====== GIVEN INFORMATION
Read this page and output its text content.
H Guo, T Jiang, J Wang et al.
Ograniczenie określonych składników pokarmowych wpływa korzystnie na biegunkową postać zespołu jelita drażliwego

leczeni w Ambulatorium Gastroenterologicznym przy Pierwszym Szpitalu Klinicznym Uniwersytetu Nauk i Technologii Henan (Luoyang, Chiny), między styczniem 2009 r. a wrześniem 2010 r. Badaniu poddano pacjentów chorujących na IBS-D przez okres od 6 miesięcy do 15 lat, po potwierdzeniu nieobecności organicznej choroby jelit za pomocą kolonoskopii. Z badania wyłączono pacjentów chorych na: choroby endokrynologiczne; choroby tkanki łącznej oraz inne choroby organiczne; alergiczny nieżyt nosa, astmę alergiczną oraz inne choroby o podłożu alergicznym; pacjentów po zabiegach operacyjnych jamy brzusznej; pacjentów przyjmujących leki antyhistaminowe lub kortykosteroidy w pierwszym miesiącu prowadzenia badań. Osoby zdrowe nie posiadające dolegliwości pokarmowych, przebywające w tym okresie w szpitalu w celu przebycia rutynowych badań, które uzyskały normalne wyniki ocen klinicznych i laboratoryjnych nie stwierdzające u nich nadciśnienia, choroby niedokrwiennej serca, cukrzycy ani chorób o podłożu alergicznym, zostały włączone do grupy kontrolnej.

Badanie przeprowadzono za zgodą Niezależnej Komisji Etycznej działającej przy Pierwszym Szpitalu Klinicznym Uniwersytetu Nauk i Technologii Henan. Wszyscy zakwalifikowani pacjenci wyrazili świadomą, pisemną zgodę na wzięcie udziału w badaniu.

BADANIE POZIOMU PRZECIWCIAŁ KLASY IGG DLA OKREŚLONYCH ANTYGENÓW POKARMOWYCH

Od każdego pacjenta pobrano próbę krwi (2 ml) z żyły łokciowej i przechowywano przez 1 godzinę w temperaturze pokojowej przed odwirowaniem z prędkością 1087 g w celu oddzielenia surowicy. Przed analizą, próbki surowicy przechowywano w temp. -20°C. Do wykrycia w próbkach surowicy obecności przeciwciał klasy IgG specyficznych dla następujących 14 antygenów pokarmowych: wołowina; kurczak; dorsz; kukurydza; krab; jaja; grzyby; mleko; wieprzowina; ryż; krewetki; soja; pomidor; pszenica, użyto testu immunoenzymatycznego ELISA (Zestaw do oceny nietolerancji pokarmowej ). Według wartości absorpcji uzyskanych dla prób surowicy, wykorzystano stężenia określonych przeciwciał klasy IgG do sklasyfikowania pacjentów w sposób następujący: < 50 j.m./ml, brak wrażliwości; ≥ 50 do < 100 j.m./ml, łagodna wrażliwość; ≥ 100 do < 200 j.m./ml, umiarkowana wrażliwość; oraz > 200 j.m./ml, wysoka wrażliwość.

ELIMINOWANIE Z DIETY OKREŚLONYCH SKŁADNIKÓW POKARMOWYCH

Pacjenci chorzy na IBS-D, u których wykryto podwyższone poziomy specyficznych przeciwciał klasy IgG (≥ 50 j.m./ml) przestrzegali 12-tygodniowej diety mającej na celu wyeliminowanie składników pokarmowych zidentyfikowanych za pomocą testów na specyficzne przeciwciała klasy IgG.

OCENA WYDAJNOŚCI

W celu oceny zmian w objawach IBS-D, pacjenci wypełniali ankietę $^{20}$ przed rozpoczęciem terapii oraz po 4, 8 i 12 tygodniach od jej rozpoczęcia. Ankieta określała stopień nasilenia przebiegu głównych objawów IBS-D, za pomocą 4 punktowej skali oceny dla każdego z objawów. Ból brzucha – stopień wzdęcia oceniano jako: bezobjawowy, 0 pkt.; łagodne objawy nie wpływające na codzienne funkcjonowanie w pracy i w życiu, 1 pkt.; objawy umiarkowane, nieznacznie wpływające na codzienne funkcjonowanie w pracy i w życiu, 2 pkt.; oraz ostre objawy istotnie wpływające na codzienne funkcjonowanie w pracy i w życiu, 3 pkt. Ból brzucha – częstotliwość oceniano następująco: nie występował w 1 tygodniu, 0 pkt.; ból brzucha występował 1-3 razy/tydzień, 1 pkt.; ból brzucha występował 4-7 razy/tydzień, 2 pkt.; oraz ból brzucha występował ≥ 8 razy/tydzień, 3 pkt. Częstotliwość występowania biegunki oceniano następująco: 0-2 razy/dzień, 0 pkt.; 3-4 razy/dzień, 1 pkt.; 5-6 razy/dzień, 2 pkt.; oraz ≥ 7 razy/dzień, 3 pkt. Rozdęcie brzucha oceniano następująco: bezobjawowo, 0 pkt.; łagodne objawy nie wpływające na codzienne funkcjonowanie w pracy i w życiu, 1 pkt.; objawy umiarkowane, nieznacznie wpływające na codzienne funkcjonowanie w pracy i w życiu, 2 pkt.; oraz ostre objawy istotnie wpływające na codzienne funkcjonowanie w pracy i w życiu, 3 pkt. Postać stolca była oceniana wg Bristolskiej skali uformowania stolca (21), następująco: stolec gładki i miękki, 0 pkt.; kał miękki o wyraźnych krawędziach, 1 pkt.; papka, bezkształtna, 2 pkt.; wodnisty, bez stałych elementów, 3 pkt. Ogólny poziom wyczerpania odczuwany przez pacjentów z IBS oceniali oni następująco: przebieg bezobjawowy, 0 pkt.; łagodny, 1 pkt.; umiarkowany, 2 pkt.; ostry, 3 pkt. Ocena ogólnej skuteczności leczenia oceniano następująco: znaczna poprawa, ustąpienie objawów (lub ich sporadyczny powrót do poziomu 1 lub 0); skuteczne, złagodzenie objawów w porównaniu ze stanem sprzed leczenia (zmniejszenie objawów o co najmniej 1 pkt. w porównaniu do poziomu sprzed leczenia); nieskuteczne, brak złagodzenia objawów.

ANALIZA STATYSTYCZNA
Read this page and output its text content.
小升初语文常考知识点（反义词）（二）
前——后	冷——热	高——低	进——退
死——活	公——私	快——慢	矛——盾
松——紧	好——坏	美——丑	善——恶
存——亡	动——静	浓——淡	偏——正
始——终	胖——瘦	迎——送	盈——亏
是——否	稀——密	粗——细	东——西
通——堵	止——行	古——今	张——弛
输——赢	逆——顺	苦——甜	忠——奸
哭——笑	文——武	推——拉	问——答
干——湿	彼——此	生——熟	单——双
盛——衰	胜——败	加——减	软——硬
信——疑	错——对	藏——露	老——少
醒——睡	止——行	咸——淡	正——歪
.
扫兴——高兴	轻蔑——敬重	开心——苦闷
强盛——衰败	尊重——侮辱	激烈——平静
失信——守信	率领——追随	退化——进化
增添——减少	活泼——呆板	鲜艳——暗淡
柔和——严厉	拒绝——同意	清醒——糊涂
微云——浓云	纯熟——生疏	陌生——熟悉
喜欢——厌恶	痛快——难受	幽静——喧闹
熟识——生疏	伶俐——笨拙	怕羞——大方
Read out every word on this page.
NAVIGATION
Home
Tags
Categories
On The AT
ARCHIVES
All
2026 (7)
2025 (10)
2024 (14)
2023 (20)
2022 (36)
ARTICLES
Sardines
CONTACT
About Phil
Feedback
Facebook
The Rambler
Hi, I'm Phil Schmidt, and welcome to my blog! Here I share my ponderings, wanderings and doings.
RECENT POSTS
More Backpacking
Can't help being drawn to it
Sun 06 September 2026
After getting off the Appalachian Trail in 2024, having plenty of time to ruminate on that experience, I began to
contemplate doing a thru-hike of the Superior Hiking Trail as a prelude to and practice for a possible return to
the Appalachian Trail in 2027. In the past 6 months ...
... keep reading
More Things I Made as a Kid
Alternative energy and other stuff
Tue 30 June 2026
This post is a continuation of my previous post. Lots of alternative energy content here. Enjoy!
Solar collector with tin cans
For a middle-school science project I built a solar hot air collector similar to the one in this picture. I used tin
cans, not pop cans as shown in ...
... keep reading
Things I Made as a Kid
============
> [TASK TO COMPLETE] Within the listing above, copy each line that has the string "collector".

> [RESPONSE]
Solar collector with tin cans
For a middle-school science project I built a solar hot air collector similar to the one in this picture. I used tin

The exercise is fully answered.